▸ **Stated goal**: Your answer should be a single number: the count of lines that include "setting".

▸ **The records**:
....

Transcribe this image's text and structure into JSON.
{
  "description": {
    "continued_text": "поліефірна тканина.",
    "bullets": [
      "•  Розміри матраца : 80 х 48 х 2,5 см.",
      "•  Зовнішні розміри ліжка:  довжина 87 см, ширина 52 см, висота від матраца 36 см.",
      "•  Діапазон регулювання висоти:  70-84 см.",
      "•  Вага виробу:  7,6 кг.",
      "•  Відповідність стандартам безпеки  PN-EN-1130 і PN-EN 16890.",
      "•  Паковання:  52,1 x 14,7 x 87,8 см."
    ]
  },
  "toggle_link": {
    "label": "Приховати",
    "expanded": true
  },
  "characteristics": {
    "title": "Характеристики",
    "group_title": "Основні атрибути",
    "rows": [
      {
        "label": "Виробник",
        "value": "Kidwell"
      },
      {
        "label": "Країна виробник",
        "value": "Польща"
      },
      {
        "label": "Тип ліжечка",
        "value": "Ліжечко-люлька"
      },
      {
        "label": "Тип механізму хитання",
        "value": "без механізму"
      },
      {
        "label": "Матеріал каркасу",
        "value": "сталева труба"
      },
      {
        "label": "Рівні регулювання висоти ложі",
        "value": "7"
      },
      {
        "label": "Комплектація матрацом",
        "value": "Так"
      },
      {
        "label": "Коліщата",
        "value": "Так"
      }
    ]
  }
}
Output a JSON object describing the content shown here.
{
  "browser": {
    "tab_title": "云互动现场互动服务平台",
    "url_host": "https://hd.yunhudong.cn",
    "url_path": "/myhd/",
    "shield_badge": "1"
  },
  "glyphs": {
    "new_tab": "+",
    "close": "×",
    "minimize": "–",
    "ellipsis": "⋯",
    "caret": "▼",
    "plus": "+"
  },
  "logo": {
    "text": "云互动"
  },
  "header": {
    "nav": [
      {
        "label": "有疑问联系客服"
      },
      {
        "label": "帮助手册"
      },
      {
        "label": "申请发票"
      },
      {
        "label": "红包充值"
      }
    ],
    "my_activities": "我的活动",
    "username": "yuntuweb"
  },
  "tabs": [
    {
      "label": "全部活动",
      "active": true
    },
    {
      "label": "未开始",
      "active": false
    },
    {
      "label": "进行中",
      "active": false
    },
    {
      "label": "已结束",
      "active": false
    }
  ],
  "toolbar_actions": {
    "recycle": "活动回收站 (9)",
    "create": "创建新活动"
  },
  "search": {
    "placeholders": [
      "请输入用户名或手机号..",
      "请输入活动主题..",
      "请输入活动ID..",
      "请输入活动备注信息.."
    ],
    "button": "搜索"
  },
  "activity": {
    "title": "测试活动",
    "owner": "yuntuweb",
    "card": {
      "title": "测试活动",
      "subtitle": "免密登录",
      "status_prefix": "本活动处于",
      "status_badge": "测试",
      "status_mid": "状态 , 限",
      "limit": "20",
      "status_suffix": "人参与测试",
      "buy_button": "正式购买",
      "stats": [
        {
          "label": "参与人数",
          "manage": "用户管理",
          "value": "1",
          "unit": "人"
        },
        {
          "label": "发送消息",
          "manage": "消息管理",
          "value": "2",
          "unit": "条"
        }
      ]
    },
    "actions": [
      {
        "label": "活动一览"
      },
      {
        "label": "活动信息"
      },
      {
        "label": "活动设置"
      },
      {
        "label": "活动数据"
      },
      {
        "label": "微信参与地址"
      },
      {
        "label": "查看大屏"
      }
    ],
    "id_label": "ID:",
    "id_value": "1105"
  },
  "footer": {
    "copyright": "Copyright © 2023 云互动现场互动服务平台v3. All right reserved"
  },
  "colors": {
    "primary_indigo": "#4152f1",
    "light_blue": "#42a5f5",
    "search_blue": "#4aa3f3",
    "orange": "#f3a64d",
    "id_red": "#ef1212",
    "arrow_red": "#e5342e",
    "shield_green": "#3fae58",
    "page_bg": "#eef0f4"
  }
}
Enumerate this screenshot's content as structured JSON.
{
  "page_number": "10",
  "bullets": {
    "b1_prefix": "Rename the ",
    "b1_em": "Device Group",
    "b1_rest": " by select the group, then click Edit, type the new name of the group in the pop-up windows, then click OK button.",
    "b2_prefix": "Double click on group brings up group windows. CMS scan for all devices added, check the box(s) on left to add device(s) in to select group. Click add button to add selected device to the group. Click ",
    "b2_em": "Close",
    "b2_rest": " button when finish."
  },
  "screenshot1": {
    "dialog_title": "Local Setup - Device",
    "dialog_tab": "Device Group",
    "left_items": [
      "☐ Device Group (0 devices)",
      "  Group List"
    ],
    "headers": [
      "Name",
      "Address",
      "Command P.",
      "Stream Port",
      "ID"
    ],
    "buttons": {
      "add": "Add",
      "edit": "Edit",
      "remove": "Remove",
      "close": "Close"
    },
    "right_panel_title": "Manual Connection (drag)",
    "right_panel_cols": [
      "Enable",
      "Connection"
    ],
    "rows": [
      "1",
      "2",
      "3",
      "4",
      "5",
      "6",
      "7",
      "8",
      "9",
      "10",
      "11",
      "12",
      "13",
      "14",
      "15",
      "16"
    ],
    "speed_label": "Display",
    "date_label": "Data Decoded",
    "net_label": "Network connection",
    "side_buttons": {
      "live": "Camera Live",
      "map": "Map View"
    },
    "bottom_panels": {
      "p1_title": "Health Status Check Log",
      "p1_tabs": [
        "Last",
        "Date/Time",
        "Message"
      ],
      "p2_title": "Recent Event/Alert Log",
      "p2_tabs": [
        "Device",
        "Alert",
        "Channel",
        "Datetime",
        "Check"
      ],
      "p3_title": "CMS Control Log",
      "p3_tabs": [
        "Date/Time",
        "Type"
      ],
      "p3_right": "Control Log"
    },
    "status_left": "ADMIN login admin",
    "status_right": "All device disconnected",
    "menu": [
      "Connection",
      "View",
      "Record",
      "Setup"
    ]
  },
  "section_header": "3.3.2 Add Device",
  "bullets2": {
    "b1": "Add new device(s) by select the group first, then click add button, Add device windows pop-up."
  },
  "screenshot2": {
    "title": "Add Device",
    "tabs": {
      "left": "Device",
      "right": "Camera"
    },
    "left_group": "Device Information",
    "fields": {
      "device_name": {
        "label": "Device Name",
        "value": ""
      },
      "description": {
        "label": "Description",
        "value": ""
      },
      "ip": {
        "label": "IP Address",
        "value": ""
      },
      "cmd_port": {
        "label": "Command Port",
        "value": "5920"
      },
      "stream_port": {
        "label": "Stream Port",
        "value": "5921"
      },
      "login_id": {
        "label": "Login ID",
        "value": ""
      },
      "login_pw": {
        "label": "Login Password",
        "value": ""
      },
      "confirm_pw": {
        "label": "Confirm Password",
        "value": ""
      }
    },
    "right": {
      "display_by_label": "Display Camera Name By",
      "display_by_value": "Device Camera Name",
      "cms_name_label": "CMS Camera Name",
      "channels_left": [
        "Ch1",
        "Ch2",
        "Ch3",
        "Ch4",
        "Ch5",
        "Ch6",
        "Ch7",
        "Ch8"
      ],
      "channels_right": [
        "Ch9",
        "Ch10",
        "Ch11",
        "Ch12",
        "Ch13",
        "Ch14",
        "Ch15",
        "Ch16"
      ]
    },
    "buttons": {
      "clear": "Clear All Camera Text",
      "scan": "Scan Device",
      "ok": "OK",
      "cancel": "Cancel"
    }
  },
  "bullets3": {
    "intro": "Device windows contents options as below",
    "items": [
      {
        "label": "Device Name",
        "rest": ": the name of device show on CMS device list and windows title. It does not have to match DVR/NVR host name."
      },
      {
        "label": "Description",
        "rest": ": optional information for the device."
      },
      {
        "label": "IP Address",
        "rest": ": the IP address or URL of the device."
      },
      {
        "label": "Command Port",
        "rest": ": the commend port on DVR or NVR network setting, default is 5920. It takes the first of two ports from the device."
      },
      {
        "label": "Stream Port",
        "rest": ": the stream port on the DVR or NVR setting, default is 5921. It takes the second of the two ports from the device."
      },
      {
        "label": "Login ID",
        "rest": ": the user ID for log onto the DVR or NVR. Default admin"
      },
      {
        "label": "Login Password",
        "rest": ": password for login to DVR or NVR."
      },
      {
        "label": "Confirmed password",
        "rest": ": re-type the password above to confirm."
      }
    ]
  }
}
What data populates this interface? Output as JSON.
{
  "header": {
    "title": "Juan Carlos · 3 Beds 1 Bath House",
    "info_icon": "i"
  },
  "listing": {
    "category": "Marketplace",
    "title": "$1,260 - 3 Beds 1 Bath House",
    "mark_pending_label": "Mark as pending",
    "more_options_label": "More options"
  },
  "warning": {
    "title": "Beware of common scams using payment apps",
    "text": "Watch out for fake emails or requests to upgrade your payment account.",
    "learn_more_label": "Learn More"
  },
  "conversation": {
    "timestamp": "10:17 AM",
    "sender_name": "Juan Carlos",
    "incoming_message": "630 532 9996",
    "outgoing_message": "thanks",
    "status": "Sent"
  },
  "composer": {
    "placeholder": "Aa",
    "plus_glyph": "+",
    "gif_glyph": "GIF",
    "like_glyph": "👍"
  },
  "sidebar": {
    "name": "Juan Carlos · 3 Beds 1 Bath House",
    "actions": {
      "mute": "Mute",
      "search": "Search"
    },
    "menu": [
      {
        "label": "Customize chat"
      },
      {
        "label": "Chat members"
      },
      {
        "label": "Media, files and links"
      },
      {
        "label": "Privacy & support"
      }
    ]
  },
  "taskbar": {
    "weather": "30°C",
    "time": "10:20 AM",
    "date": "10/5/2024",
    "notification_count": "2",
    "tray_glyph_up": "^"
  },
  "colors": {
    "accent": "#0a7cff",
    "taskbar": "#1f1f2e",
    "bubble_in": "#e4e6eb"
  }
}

....

▸ **Correct answer**: 2